— BEGIN Dataset records —
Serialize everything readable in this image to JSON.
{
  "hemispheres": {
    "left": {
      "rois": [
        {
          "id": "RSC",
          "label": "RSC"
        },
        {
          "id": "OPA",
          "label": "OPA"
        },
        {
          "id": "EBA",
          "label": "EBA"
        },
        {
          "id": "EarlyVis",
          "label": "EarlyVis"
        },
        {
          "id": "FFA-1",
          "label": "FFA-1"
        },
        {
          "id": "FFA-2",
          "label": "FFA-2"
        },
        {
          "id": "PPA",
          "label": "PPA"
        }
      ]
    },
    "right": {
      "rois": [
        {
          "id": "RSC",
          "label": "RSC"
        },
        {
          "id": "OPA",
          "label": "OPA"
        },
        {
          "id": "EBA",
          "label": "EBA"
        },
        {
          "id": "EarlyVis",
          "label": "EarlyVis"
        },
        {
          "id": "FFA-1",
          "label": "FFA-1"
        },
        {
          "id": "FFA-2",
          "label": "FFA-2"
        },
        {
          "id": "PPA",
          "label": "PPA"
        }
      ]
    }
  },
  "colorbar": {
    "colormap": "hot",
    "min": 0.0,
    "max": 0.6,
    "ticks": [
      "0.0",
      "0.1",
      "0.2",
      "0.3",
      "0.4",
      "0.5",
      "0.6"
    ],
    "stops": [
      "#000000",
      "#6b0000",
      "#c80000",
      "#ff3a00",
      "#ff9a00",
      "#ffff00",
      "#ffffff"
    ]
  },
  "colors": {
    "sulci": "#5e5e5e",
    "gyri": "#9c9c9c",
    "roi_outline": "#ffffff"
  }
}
— END Dataset records —
Each record must be repeated exactly as it is.

Full solution:
Serialize everything readable in this image to JSON.
{
  "hemispheres": {
    "left": {
      "rois": [
        {
          "id": "RSC",
          "label": "RSC"
        },
        {
          "id": "OPA",
          "label": "OPA"
        },
        {
          "id": "EBA",
          "label": "EBA"
        },
        {
          "id": "EarlyVis",
          "label": "EarlyVis"
        },
        {
          "id": "FFA-1",
          "label": "FFA-1"
        },
        {
          "id": "FFA-2",
          "label": "FFA-2"
        },
        {
          "id": "PPA",
          "label": "PPA"
        }
      ]
    },
    "right": {
      "rois": [
        {
          "id": "RSC",
          "label": "RSC"
        },
        {
          "id": "OPA",
          "label": "OPA"
        },
        {
          "id": "EBA",
          "label": "EBA"
        },
        {
          "id": "EarlyVis",
          "label": "EarlyVis"
        },
        {
          "id": "FFA-1",
          "label": "FFA-1"
        },
        {
          "id": "FFA-2",
          "label": "FFA-2"
        },
        {
          "id": "PPA",
          "label": "PPA"
        }
      ]
    }
  },
  "colorbar": {
    "colormap": "hot",
    "min": 0.0,
    "max": 0.6,
    "ticks": [
      "0.0",
      "0.1",
      "0.2",
      "0.3",
      "0.4",
      "0.5",
      "0.6"
    ],
    "stops": [
      "#000000",
      "#6b0000",
      "#c80000",
      "#ff3a00",
      "#ff9a00",
      "#ffff00",
      "#ffffff"
    ]
  },
  "colors": {
    "sulci": "#5e5e5e",
    "gyri": "#9c9c9c",
    "roi_outline": "#ffffff"
  }
}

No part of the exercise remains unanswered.